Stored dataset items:
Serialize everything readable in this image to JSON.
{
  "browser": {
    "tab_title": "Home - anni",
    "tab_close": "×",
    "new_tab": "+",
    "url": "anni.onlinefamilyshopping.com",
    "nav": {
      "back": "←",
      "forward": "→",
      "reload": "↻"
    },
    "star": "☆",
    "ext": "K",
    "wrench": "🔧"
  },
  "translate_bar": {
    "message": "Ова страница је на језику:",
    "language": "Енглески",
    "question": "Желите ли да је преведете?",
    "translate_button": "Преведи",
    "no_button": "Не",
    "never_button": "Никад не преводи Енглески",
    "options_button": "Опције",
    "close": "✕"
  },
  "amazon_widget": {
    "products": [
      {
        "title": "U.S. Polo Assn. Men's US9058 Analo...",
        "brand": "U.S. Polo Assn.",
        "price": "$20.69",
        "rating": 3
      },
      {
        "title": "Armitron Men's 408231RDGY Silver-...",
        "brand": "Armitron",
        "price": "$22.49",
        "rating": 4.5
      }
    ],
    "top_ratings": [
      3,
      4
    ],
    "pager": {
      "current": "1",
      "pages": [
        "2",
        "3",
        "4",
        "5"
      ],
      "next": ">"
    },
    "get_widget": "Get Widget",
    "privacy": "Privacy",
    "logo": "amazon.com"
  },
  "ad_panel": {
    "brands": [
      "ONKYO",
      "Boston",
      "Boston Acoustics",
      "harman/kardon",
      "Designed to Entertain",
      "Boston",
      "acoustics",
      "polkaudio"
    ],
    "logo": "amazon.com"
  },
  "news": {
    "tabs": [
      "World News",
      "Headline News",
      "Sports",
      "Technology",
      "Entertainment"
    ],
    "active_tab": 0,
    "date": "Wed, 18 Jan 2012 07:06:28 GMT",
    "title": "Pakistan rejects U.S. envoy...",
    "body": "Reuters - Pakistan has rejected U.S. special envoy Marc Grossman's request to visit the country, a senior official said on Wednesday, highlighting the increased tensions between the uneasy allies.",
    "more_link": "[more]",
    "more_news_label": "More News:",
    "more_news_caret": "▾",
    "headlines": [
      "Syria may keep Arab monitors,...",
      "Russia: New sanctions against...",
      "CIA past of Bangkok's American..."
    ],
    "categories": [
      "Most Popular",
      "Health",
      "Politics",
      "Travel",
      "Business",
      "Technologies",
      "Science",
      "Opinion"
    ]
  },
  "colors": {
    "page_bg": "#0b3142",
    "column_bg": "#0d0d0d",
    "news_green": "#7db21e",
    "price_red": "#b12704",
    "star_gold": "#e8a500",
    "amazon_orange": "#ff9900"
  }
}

Exercise directions: Show all lines in the entries above where the string "Armitron" appears.

Written response:
        "title": "Armitron Men's 408231RDGY Silver-...",
        "brand": "Armitron",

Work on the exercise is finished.